Work required -> List, from the lines below, each one with "this" in it.

___ Materials provided ___

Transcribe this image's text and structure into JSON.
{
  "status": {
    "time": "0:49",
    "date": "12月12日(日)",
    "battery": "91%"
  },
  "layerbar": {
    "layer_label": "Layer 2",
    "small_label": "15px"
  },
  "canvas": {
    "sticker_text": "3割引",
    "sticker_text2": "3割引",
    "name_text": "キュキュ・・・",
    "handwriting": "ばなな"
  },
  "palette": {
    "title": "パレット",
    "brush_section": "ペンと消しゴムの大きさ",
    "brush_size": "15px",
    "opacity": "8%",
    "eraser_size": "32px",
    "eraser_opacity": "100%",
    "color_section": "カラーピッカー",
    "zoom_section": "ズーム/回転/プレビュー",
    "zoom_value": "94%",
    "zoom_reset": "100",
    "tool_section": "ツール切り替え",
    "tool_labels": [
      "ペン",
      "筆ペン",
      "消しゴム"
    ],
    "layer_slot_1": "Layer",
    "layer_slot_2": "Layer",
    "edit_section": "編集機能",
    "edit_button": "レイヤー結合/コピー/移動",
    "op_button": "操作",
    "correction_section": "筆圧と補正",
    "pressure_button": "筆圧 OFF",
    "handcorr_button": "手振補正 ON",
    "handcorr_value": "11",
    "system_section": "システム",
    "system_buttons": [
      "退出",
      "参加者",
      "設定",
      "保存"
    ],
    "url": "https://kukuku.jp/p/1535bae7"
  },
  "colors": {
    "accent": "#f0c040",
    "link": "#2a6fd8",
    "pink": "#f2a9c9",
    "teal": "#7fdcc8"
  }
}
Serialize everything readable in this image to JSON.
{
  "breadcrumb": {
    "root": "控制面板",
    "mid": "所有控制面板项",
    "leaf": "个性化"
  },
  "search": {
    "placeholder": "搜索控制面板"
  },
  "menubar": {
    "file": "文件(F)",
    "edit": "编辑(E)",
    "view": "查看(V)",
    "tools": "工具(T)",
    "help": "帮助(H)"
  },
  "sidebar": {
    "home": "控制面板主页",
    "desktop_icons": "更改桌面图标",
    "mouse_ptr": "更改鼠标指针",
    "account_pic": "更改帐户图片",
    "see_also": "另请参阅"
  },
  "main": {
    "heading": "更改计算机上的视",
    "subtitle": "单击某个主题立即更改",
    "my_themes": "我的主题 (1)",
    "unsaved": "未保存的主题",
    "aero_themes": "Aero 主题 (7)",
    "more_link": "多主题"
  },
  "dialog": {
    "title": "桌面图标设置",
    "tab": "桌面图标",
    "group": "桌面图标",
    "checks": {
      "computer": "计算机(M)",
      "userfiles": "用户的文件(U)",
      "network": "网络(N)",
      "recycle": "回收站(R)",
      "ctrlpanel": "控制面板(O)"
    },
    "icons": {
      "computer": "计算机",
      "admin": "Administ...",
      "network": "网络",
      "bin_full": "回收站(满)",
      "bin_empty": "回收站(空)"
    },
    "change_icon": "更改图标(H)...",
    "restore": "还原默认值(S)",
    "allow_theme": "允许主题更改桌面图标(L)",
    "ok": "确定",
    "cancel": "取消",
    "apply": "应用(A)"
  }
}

___

The output ->
Transcribe this image's text and structure into JSON.
Serialize everything readable in this image to JSON.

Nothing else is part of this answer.